Exercise prompt ->
Transcribe the listing word for word.

Records shown ->
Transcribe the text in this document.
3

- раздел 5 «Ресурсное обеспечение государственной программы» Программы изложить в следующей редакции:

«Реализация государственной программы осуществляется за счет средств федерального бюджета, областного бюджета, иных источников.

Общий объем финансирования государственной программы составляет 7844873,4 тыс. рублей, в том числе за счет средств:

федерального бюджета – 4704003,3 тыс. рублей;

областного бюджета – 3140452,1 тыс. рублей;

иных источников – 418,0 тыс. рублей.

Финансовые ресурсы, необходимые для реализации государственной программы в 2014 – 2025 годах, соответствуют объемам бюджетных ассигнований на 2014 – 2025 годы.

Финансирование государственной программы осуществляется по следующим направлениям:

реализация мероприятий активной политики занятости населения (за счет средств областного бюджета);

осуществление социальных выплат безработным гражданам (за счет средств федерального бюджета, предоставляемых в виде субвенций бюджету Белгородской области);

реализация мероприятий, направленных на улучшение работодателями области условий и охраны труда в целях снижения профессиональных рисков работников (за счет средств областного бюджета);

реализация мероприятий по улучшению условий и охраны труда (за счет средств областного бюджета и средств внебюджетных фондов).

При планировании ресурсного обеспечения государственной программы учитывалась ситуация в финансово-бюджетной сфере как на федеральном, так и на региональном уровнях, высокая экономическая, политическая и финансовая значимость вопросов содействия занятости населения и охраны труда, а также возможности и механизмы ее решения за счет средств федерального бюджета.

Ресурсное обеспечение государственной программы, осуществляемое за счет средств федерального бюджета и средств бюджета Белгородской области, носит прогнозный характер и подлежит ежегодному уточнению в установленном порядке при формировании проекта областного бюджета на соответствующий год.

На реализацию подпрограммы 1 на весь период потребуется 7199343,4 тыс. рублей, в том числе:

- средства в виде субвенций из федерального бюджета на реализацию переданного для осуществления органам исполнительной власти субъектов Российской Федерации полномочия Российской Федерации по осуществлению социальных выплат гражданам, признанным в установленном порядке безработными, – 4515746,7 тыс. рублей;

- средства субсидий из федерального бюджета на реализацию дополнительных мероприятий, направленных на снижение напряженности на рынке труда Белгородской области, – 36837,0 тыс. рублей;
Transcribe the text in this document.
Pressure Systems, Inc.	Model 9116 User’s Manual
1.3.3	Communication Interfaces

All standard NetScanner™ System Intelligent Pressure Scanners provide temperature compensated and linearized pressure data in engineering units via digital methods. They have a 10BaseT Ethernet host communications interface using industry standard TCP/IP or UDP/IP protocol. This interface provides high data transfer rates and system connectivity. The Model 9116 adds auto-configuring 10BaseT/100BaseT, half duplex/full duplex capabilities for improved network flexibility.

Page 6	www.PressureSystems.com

Reply to the task ->
Transcribe the text in this document.
3

- раздел 5 «Ресурсное обеспечение государственной программы» Программы изложить в следующей редакции:

«Реализация государственной программы осуществляется за счет средств федерального бюджета, областного бюджета, иных источников.

Общий объем финансирования государственной программы составляет 7844873,4 тыс. рублей, в том числе за счет средств:

федерального бюджета – 4704003,3 тыс. рублей;

областного бюджета – 3140452,1 тыс. рублей;

иных источников – 418,0 тыс. рублей.

Финансовые ресурсы, необходимые для реализации государственной программы в 2014 – 2025 годах, соответствуют объемам бюджетных ассигнований на 2014 – 2025 годы.

Финансирование государственной программы осуществляется по следующим направлениям:

реализация мероприятий активной политики занятости населения (за счет средств областного бюджета);

осуществление социальных выплат безработным гражданам (за счет средств федерального бюджета, предоставляемых в виде субвенций бюджету Белгородской области);

реализация мероприятий, направленных на улучшение работодателями области условий и охраны труда в целях снижения профессиональных рисков работников (за счет средств областного бюджета);

реализация мероприятий по улучшению условий и охраны труда (за счет средств областного бюджета и средств внебюджетных фондов).

При планировании ресурсного обеспечения государственной программы учитывалась ситуация в финансово-бюджетной сфере как на федеральном, так и на региональном уровнях, высокая экономическая, политическая и финансовая значимость вопросов содействия занятости населения и охраны труда, а также возможности и механизмы ее решения за счет средств федерального бюджета.

Ресурсное обеспечение государственной программы, осуществляемое за счет средств федерального бюджета и средств бюджета Белгородской области, носит прогнозный характер и подлежит ежегодному уточнению в установленном порядке при формировании проекта областного бюджета на соответствующий год.

На реализацию подпрограммы 1 на весь период потребуется 7199343,4 тыс. рублей, в том числе:

- средства в виде субвенций из федерального бюджета на реализацию переданного для осуществления органам исполнительной власти субъектов Российской Федерации полномочия Российской Федерации по осуществлению социальных выплат гражданам, признанным в установленном порядке безработными, – 4515746,7 тыс. рублей;

- средства субсидий из федерального бюджета на реализацию дополнительных мероприятий, направленных на снижение напряженности на рынке труда Белгородской области, – 36837,0 тыс. рублей;
Transcribe the text in this document.
Pressure Systems, Inc.	Model 9116 User’s Manual
1.3.3	Communication Interfaces

All standard NetScanner™ System Intelligent Pressure Scanners provide temperature compensated and linearized pressure data in engineering units via digital methods. They have a 10BaseT Ethernet host communications interface using industry standard TCP/IP or UDP/IP protocol. This interface provides high data transfer rates and system connectivity. The Model 9116 adds auto-configuring 10BaseT/100BaseT, half duplex/full duplex capabilities for improved network flexibility.

Page 6	www.PressureSystems.com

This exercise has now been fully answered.